The answer should reproduce the listing below character for character.

----- DATA EXTRACT -----

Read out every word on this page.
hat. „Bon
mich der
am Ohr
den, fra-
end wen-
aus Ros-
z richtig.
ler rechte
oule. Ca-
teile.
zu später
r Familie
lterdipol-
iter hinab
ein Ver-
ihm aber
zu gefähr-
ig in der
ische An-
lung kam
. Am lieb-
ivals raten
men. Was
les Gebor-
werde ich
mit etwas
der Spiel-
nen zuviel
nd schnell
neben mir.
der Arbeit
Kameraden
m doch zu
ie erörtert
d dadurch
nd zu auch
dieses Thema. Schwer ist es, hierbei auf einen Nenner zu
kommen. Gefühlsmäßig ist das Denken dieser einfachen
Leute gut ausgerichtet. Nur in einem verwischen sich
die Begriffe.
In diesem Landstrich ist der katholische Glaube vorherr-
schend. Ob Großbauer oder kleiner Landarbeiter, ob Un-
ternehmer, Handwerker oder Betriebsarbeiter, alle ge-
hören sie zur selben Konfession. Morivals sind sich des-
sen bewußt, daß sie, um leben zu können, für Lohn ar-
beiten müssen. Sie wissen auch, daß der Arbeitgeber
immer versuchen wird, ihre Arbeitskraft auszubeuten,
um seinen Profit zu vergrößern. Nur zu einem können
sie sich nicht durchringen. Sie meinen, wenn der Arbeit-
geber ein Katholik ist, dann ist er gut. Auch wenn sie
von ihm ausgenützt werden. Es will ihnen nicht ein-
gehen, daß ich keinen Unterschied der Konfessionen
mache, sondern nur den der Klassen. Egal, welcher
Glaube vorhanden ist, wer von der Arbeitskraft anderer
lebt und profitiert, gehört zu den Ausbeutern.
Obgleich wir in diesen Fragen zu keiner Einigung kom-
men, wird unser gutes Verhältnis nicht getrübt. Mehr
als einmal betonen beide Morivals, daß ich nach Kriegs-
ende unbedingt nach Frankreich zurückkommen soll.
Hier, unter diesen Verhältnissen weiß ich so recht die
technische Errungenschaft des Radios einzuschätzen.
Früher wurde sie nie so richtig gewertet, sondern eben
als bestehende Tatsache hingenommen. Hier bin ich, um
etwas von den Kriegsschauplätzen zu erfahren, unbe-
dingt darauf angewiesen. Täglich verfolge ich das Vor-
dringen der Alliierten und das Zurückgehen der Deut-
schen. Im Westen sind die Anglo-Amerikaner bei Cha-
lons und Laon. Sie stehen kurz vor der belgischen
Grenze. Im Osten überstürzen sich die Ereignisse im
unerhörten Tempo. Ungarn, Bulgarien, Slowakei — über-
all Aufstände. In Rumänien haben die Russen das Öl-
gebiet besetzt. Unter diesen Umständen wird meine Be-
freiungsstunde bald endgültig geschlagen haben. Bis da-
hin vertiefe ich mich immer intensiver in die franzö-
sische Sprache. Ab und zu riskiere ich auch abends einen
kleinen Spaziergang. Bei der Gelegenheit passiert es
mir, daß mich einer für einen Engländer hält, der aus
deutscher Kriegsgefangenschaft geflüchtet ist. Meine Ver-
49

-----

• **TASK OUTPUT**:
Read out every word on this page.
hat. „Bon
mich der
am Ohr
den, fra-
end wen-
aus Ros-
z richtig.
ler rechte
oule. Ca-
teile.
zu später
r Familie
lterdipol-
iter hinab
ein Ver-
ihm aber
zu gefähr-
ig in der
ische An-
lung kam
. Am lieb-
ivals raten
men. Was
les Gebor-
werde ich
mit etwas
der Spiel-
nen zuviel
nd schnell
neben mir.
der Arbeit
Kameraden
m doch zu
ie erörtert
d dadurch
nd zu auch
dieses Thema. Schwer ist es, hierbei auf einen Nenner zu
kommen. Gefühlsmäßig ist das Denken dieser einfachen
Leute gut ausgerichtet. Nur in einem verwischen sich
die Begriffe.
In diesem Landstrich ist der katholische Glaube vorherr-
schend. Ob Großbauer oder kleiner Landarbeiter, ob Un-
ternehmer, Handwerker oder Betriebsarbeiter, alle ge-
hören sie zur selben Konfession. Morivals sind sich des-
sen bewußt, daß sie, um leben zu können, für Lohn ar-
beiten müssen. Sie wissen auch, daß der Arbeitgeber
immer versuchen wird, ihre Arbeitskraft auszubeuten,
um seinen Profit zu vergrößern. Nur zu einem können
sie sich nicht durchringen. Sie meinen, wenn der Arbeit-
geber ein Katholik ist, dann ist er gut. Auch wenn sie
von ihm ausgenützt werden. Es will ihnen nicht ein-
gehen, daß ich keinen Unterschied der Konfessionen
mache, sondern nur den der Klassen. Egal, welcher
Glaube vorhanden ist, wer von der Arbeitskraft anderer
lebt und profitiert, gehört zu den Ausbeutern.
Obgleich wir in diesen Fragen zu keiner Einigung kom-
men, wird unser gutes Verhältnis nicht getrübt. Mehr
als einmal betonen beide Morivals, daß ich nach Kriegs-
ende unbedingt nach Frankreich zurückkommen soll.
Hier, unter diesen Verhältnissen weiß ich so recht die
technische Errungenschaft des Radios einzuschätzen.
Früher wurde sie nie so richtig gewertet, sondern eben
als bestehende Tatsache hingenommen. Hier bin ich, um
etwas von den Kriegsschauplätzen zu erfahren, unbe-
dingt darauf angewiesen. Täglich verfolge ich das Vor-
dringen der Alliierten und das Zurückgehen der Deut-
schen. Im Westen sind die Anglo-Amerikaner bei Cha-
lons und Laon. Sie stehen kurz vor der belgischen
Grenze. Im Osten überstürzen sich die Ereignisse im
unerhörten Tempo. Ungarn, Bulgarien, Slowakei — über-
all Aufstände. In Rumänien haben die Russen das Öl-
gebiet besetzt. Unter diesen Umständen wird meine Be-
freiungsstunde bald endgültig geschlagen haben. Bis da-
hin vertiefe ich mich immer intensiver in die franzö-
sische Sprache. Ab und zu riskiere ich auch abends einen
kleinen Spaziergang. Bei der Gelegenheit passiert es
mir, daß mich einer für einen Engländer hält, der aus
deutscher Kriegsgefangenschaft geflüchtet ist. Meine Ver-
49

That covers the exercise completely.